» **Work instructions**
In the pull request thread below about adding ops.clone, what is cloning said to be equivalent to?

» **Selected extract**
[sharktank] Add ops.clone and implement for DefaultPrimitiveTensor #1222

sogartar · 2025-04-04T15:12:40Z

Change sharded tensors to clone their data, but not the name to avoid name aliasing. Cloning should be thought as equivalent to b = a + 0.

Change sharded tensors to clone their data, but not the name to avoid name aliasing. Cloning should thought as equivalent to `b = a + 0`.

sogartar · 2025-04-07T16:37:20Z

This PR depends on #1227.

Alex-Vasile · 2025-04-07T20:11:39Z

sharktank/sharktank/types/tensors.py

@@ -1075,7 +1086,7 @@ def __init__(
        )

    def clone(self, **kwargs) -> "SplitPrimitiveTensor":
-        kwargs["name"] = kwargs.get("name", self.name)
+        # We don't copy the name to not introduce name aliasing.


Is this a problem? I purposefully copied the name in order to keep richer metadata.

I assume that names should be unique. If the data is not the same it does not make sense that the name is the same. We are in the same compute graph.

Ops that insert computation in the graph should not create tensors with the same name.

Alex-Vasile · 2025-04-07T20:13:22Z

sharktank/sharktank/types/tensors.py

+    def clone(self) -> "InferenceTensor":
+        from .. import ops
+
+        # We don't clone due the name to not introduce name aliasing.


The "due" looks out of place

Removed it.

» **Supplied entries**
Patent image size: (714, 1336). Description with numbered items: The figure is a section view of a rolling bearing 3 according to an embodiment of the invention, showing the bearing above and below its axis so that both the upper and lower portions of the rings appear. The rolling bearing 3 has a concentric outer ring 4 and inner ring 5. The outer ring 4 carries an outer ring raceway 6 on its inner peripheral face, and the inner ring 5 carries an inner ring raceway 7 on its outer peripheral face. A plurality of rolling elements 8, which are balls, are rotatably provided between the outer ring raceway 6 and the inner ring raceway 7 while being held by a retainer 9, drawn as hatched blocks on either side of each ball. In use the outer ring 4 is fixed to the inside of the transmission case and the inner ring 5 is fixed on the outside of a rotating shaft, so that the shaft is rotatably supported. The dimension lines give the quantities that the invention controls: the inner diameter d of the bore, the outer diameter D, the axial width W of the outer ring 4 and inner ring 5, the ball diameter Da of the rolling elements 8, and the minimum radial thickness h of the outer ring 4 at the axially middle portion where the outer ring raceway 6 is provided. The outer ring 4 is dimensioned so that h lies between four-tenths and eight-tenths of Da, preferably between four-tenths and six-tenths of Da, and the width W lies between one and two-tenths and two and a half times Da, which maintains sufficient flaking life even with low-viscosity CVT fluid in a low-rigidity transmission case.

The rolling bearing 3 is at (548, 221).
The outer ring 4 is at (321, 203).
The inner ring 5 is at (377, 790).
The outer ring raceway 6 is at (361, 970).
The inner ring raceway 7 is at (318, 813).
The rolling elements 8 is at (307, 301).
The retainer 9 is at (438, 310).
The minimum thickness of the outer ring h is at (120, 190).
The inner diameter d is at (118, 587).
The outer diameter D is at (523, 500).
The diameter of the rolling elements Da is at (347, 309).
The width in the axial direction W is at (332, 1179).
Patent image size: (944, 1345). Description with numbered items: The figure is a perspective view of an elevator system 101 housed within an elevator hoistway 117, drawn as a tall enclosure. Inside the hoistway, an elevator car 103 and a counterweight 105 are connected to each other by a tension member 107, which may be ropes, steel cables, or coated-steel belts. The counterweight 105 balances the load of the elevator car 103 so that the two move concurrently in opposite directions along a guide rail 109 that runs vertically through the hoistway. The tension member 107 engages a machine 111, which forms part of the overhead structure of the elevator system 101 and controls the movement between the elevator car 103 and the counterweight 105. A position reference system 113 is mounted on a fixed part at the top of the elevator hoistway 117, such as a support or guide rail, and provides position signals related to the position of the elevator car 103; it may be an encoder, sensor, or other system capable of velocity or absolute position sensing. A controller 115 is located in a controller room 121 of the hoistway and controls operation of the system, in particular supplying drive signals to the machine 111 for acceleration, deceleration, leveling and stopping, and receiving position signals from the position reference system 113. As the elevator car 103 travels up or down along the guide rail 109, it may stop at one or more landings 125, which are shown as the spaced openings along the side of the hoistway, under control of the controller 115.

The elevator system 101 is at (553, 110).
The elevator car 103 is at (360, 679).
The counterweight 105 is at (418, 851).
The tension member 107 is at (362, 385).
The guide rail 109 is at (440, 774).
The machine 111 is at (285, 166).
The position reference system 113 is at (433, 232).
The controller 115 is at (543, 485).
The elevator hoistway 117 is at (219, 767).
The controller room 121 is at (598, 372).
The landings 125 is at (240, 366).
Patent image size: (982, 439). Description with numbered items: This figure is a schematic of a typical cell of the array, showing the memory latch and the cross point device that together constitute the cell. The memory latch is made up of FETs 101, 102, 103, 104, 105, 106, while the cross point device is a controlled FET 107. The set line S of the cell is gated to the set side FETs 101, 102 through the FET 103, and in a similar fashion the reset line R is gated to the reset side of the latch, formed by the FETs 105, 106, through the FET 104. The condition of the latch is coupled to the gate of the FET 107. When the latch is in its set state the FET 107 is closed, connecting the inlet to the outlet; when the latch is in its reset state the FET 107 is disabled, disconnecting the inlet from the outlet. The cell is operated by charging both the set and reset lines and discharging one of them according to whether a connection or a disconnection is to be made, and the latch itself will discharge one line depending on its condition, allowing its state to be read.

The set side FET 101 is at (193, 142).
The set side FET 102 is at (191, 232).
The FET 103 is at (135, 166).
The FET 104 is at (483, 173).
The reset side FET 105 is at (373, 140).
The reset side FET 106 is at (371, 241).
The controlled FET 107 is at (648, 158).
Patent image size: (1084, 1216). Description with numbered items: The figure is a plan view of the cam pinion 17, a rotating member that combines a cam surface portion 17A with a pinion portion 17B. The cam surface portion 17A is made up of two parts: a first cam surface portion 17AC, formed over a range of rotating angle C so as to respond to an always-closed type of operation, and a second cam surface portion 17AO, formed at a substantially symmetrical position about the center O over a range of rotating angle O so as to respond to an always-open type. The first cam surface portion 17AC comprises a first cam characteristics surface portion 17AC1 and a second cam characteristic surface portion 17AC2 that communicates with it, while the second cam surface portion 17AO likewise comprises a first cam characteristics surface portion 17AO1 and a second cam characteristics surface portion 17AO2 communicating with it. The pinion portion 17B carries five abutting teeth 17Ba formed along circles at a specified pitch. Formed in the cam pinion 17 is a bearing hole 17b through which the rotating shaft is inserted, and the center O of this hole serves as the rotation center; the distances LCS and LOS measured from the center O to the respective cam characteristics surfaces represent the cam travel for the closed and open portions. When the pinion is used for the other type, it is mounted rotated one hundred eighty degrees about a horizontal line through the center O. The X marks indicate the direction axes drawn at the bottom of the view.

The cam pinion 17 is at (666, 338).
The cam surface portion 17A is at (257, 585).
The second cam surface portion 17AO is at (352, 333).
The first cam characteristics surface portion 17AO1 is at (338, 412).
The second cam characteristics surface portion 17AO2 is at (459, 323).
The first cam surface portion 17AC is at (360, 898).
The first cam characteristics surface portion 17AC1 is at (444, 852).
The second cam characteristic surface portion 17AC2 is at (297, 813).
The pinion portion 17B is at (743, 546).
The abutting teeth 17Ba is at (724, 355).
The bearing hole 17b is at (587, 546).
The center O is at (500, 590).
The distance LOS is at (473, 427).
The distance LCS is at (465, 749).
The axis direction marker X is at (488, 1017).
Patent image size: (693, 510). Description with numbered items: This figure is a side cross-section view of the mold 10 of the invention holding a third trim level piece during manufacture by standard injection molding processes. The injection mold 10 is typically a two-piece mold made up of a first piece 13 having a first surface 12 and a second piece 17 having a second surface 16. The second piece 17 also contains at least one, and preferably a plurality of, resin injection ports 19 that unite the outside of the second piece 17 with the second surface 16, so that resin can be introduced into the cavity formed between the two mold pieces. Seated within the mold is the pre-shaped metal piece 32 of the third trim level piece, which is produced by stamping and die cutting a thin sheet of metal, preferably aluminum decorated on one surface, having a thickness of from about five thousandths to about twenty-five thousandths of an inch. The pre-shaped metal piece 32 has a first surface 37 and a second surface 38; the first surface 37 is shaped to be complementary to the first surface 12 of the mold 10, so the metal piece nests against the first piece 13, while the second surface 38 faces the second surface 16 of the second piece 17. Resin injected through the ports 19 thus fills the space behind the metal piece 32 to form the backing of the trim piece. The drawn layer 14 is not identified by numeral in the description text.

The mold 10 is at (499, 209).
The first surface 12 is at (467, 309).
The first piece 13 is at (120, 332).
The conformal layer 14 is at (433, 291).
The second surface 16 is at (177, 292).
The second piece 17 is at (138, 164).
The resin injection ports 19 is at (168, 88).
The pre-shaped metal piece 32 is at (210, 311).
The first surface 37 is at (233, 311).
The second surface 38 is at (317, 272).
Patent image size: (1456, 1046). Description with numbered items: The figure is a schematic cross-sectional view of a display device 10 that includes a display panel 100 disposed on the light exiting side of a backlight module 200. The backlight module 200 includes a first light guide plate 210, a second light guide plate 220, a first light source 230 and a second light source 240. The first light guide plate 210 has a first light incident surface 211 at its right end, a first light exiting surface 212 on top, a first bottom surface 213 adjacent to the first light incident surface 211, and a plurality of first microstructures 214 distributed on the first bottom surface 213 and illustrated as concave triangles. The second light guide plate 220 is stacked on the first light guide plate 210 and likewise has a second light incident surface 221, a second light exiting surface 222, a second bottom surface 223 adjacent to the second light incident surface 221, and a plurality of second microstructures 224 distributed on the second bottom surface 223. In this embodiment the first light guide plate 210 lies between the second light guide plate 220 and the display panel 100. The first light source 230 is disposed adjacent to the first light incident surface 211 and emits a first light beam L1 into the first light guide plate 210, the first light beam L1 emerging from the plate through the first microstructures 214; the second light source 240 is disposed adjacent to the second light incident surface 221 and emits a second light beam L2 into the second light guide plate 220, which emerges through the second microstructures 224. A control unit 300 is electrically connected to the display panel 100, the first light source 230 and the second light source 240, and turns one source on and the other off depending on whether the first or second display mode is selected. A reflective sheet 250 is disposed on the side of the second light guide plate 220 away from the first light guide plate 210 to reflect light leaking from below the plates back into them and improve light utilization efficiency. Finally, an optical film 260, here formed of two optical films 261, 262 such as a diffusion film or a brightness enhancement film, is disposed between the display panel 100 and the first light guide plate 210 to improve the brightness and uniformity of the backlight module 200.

» **Finished task**
b = a + 0